## SET EXERCISE
Repeat the material exactly as it appears.

* Begin SOURCE MATERIAL *

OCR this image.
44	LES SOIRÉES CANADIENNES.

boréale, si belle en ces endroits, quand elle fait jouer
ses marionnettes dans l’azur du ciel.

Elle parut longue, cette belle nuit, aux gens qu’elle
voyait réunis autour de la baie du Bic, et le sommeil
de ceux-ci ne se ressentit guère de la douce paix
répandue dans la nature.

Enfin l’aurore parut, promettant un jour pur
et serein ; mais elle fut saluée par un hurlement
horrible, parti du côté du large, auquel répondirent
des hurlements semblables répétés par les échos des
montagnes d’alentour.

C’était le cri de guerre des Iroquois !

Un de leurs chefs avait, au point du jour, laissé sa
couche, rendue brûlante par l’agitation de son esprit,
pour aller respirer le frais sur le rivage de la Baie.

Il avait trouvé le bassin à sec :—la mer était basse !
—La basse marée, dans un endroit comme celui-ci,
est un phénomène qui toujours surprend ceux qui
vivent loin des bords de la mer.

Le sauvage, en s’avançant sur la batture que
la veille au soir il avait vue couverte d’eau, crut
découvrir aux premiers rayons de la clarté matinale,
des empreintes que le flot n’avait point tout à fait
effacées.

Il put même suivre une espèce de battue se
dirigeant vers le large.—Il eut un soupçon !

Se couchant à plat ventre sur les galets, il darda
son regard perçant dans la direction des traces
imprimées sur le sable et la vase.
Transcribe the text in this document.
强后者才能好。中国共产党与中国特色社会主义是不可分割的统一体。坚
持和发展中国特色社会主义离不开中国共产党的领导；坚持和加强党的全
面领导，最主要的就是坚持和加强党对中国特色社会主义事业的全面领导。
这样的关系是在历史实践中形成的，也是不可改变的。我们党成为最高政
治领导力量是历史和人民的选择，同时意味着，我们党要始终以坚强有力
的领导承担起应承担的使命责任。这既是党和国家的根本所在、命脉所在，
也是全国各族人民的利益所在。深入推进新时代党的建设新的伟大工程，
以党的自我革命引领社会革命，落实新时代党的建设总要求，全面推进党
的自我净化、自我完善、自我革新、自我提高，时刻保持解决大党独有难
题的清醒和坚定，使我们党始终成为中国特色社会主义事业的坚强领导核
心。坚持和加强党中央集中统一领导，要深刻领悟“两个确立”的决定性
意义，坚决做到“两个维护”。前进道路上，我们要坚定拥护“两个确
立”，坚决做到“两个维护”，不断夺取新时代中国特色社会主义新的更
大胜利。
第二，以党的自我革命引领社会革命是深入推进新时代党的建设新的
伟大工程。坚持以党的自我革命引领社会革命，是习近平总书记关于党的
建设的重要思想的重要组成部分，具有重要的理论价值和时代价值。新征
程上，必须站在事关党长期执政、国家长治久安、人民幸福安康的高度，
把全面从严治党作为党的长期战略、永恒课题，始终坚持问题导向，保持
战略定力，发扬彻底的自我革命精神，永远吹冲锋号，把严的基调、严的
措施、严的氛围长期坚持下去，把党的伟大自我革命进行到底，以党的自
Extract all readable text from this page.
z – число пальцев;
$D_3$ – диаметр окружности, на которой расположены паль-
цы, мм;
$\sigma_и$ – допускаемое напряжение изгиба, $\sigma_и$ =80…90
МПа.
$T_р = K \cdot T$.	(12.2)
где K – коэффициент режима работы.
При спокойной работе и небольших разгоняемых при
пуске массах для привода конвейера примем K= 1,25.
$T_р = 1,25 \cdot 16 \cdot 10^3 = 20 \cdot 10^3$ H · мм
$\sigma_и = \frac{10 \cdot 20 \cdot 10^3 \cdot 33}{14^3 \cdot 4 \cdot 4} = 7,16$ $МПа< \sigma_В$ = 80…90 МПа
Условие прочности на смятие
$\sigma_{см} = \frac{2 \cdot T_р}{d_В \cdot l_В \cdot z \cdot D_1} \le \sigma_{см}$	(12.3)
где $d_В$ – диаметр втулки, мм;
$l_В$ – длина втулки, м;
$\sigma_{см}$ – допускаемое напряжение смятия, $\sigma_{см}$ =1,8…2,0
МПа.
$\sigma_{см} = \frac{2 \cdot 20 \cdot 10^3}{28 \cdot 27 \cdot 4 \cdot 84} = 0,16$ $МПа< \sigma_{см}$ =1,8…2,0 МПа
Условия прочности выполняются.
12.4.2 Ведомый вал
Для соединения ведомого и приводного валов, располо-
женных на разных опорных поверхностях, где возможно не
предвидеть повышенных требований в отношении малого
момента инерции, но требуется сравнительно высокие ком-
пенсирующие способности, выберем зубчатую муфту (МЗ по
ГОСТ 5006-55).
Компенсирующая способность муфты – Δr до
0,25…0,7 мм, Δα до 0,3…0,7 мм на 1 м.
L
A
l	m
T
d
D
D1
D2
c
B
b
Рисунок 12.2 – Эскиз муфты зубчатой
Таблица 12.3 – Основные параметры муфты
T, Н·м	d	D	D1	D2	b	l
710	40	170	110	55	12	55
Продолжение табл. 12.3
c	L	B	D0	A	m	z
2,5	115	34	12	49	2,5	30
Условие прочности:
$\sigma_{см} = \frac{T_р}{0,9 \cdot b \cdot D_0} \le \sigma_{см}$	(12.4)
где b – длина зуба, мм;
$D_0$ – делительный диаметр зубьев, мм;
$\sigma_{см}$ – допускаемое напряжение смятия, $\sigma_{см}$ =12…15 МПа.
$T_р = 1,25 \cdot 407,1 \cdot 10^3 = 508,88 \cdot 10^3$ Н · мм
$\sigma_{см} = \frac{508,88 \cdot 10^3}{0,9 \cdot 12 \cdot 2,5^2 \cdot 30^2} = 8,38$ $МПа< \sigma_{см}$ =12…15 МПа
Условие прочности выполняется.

* End SOURCE MATERIAL *

## FINISHED ANSWER
OCR this image.
44	LES SOIRÉES CANADIENNES.

boréale, si belle en ces endroits, quand elle fait jouer
ses marionnettes dans l’azur du ciel.

Elle parut longue, cette belle nuit, aux gens qu’elle
voyait réunis autour de la baie du Bic, et le sommeil
de ceux-ci ne se ressentit guère de la douce paix
répandue dans la nature.

Enfin l’aurore parut, promettant un jour pur
et serein ; mais elle fut saluée par un hurlement
horrible, parti du côté du large, auquel répondirent
des hurlements semblables répétés par les échos des
montagnes d’alentour.

C’était le cri de guerre des Iroquois !

Un de leurs chefs avait, au point du jour, laissé sa
couche, rendue brûlante par l’agitation de son esprit,
pour aller respirer le frais sur le rivage de la Baie.

Il avait trouvé le bassin à sec :—la mer était basse !
—La basse marée, dans un endroit comme celui-ci,
est un phénomène qui toujours surprend ceux qui
vivent loin des bords de la mer.

Le sauvage, en s’avançant sur la batture que
la veille au soir il avait vue couverte d’eau, crut
découvrir aux premiers rayons de la clarté matinale,
des empreintes que le flot n’avait point tout à fait
effacées.

Il put même suivre une espèce de battue se
dirigeant vers le large.—Il eut un soupçon !

Se couchant à plat ventre sur les galets, il darda
son regard perçant dans la direction des traces
imprimées sur le sable et la vase.
Transcribe the text in this document.
强后者才能好。中国共产党与中国特色社会主义是不可分割的统一体。坚
持和发展中国特色社会主义离不开中国共产党的领导；坚持和加强党的全
面领导，最主要的就是坚持和加强党对中国特色社会主义事业的全面领导。
这样的关系是在历史实践中形成的，也是不可改变的。我们党成为最高政
治领导力量是历史和人民的选择，同时意味着，我们党要始终以坚强有力
的领导承担起应承担的使命责任。这既是党和国家的根本所在、命脉所在，
也是全国各族人民的利益所在。深入推进新时代党的建设新的伟大工程，
以党的自我革命引领社会革命，落实新时代党的建设总要求，全面推进党
的自我净化、自我完善、自我革新、自我提高，时刻保持解决大党独有难
题的清醒和坚定，使我们党始终成为中国特色社会主义事业的坚强领导核
心。坚持和加强党中央集中统一领导，要深刻领悟“两个确立”的决定性
意义，坚决做到“两个维护”。前进道路上，我们要坚定拥护“两个确
立”，坚决做到“两个维护”，不断夺取新时代中国特色社会主义新的更
大胜利。
第二，以党的自我革命引领社会革命是深入推进新时代党的建设新的
伟大工程。坚持以党的自我革命引领社会革命，是习近平总书记关于党的
建设的重要思想的重要组成部分，具有重要的理论价值和时代价值。新征
程上，必须站在事关党长期执政、国家长治久安、人民幸福安康的高度，
把全面从严治党作为党的长期战略、永恒课题，始终坚持问题导向，保持
战略定力，发扬彻底的自我革命精神，永远吹冲锋号，把严的基调、严的
措施、严的氛围长期坚持下去，把党的伟大自我革命进行到底，以党的自
Extract all readable text from this page.
z – число пальцев;
$D_3$ – диаметр окружности, на которой расположены паль-
цы, мм;
$\sigma_и$ – допускаемое напряжение изгиба, $\sigma_и$ =80…90
МПа.
$T_р = K \cdot T$.	(12.2)
где K – коэффициент режима работы.
При спокойной работе и небольших разгоняемых при
пуске массах для привода конвейера примем K= 1,25.
$T_р = 1,25 \cdot 16 \cdot 10^3 = 20 \cdot 10^3$ H · мм
$\sigma_и = \frac{10 \cdot 20 \cdot 10^3 \cdot 33}{14^3 \cdot 4 \cdot 4} = 7,16$ $МПа< \sigma_В$ = 80…90 МПа
Условие прочности на смятие
$\sigma_{см} = \frac{2 \cdot T_р}{d_В \cdot l_В \cdot z \cdot D_1} \le \sigma_{см}$	(12.3)
где $d_В$ – диаметр втулки, мм;
$l_В$ – длина втулки, м;
$\sigma_{см}$ – допускаемое напряжение смятия, $\sigma_{см}$ =1,8…2,0
МПа.
$\sigma_{см} = \frac{2 \cdot 20 \cdot 10^3}{28 \cdot 27 \cdot 4 \cdot 84} = 0,16$ $МПа< \sigma_{см}$ =1,8…2,0 МПа
Условия прочности выполняются.
12.4.2 Ведомый вал
Для соединения ведомого и приводного валов, располо-
женных на разных опорных поверхностях, где возможно не
предвидеть повышенных требований в отношении малого
момента инерции, но требуется сравнительно высокие ком-
пенсирующие способности, выберем зубчатую муфту (МЗ по
ГОСТ 5006-55).
Компенсирующая способность муфты – Δr до
0,25…0,7 мм, Δα до 0,3…0,7 мм на 1 м.
L
A
l	m
T
d
D
D1
D2
c
B
b
Рисунок 12.2 – Эскиз муфты зубчатой
Таблица 12.3 – Основные параметры муфты
T, Н·м	d	D	D1	D2	b	l
710	40	170	110	55	12	55
Продолжение табл. 12.3
c	L	B	D0	A	m	z
2,5	115	34	12	49	2,5	30
Условие прочности:
$\sigma_{см} = \frac{T_р}{0,9 \cdot b \cdot D_0} \le \sigma_{см}$	(12.4)
где b – длина зуба, мм;
$D_0$ – делительный диаметр зубьев, мм;
$\sigma_{см}$ – допускаемое напряжение смятия, $\sigma_{см}$ =12…15 МПа.
$T_р = 1,25 \cdot 407,1 \cdot 10^3 = 508,88 \cdot 10^3$ Н · мм
$\sigma_{см} = \frac{508,88 \cdot 10^3}{0,9 \cdot 12 \cdot 2,5^2 \cdot 30^2} = 8,38$ $МПа< \sigma_{см}$ =12…15 МПа
Условие прочности выполняется.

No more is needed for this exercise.